> _REQUIREMENTS_
Copy out every line exactly as given.
==== PROVIDED INFORMATION
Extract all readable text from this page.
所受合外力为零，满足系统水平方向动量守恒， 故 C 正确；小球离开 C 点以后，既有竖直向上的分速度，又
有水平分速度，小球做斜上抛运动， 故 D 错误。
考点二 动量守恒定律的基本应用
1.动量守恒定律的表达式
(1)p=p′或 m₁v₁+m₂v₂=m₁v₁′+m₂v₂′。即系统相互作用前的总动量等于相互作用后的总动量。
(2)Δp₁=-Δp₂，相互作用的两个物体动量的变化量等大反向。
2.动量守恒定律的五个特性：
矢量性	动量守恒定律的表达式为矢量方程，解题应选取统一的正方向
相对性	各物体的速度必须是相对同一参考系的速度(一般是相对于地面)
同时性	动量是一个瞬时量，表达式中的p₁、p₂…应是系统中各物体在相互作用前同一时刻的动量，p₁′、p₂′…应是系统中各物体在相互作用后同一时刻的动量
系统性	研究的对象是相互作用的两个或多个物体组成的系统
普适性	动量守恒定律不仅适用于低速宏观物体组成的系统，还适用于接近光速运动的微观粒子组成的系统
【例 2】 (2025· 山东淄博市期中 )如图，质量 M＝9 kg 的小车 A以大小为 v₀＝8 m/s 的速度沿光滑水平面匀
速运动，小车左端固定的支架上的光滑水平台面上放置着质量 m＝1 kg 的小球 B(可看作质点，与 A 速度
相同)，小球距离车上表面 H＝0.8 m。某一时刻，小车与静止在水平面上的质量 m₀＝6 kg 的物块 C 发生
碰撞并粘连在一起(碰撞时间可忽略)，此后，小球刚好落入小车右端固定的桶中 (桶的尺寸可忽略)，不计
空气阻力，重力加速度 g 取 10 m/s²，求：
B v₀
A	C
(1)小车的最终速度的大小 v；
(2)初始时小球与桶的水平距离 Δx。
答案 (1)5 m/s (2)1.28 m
========
> _RESPONSE_
Extract all readable text from this page.
所受合外力为零，满足系统水平方向动量守恒， 故 C 正确；小球离开 C 点以后，既有竖直向上的分速度，又
有水平分速度，小球做斜上抛运动， 故 D 错误。
考点二 动量守恒定律的基本应用
1.动量守恒定律的表达式
(1)p=p′或 m₁v₁+m₂v₂=m₁v₁′+m₂v₂′。即系统相互作用前的总动量等于相互作用后的总动量。
(2)Δp₁=-Δp₂，相互作用的两个物体动量的变化量等大反向。
2.动量守恒定律的五个特性：
矢量性	动量守恒定律的表达式为矢量方程，解题应选取统一的正方向
相对性	各物体的速度必须是相对同一参考系的速度(一般是相对于地面)
同时性	动量是一个瞬时量，表达式中的p₁、p₂…应是系统中各物体在相互作用前同一时刻的动量，p₁′、p₂′…应是系统中各物体在相互作用后同一时刻的动量
系统性	研究的对象是相互作用的两个或多个物体组成的系统
普适性	动量守恒定律不仅适用于低速宏观物体组成的系统，还适用于接近光速运动的微观粒子组成的系统
【例 2】 (2025· 山东淄博市期中 )如图，质量 M＝9 kg 的小车 A以大小为 v₀＝8 m/s 的速度沿光滑水平面匀
速运动，小车左端固定的支架上的光滑水平台面上放置着质量 m＝1 kg 的小球 B(可看作质点，与 A 速度
相同)，小球距离车上表面 H＝0.8 m。某一时刻，小车与静止在水平面上的质量 m₀＝6 kg 的物块 C 发生
碰撞并粘连在一起(碰撞时间可忽略)，此后，小球刚好落入小车右端固定的桶中 (桶的尺寸可忽略)，不计
空气阻力，重力加速度 g 取 10 m/s²，求：
B v₀
A	C
(1)小车的最终速度的大小 v；
(2)初始时小球与桶的水平距离 Δx。
答案 (1)5 m/s (2)1.28 m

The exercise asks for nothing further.